MATERIAL FOR THIS TASK =
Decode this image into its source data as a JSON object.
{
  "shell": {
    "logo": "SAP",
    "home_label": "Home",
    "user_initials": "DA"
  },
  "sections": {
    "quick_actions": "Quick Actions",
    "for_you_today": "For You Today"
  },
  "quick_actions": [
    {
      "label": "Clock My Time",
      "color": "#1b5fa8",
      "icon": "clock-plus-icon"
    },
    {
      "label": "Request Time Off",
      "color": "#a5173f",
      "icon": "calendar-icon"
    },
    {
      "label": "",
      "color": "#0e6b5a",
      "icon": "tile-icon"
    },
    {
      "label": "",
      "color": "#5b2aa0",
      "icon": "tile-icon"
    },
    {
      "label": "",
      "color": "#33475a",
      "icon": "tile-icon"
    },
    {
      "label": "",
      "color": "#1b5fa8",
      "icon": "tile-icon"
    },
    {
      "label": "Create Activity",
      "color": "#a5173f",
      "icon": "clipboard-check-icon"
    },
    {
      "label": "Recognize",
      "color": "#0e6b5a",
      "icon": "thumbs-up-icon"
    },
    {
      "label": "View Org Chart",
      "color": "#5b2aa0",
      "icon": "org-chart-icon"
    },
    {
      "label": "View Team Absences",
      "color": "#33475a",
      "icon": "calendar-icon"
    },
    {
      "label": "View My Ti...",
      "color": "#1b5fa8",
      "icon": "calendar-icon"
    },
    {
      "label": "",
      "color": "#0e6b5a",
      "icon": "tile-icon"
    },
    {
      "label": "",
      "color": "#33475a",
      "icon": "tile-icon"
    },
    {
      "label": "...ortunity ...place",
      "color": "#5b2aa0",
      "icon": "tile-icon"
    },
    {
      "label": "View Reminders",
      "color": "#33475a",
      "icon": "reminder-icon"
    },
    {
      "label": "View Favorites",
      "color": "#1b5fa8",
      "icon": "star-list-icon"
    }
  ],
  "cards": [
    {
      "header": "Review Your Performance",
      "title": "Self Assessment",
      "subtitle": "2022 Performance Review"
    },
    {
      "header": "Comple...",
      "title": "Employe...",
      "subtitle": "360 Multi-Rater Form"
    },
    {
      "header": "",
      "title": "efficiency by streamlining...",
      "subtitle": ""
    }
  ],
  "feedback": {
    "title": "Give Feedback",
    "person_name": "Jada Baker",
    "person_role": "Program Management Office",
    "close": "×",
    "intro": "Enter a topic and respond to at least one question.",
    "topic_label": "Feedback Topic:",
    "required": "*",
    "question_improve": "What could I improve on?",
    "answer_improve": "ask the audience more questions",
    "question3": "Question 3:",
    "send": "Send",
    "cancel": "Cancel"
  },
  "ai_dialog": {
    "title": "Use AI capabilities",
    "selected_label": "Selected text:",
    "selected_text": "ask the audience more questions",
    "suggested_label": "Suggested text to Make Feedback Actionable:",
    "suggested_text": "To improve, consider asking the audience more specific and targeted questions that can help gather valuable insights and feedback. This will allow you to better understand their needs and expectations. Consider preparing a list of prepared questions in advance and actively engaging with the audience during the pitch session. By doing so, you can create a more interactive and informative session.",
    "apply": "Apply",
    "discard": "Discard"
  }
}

EXERCISE =
Using the material above, report each line where "subtitle" occurs.

EXPECTED OUTPUT =
      "subtitle": "2022 Performance Review"
      "subtitle": "360 Multi-Rater Form"
      "subtitle": ""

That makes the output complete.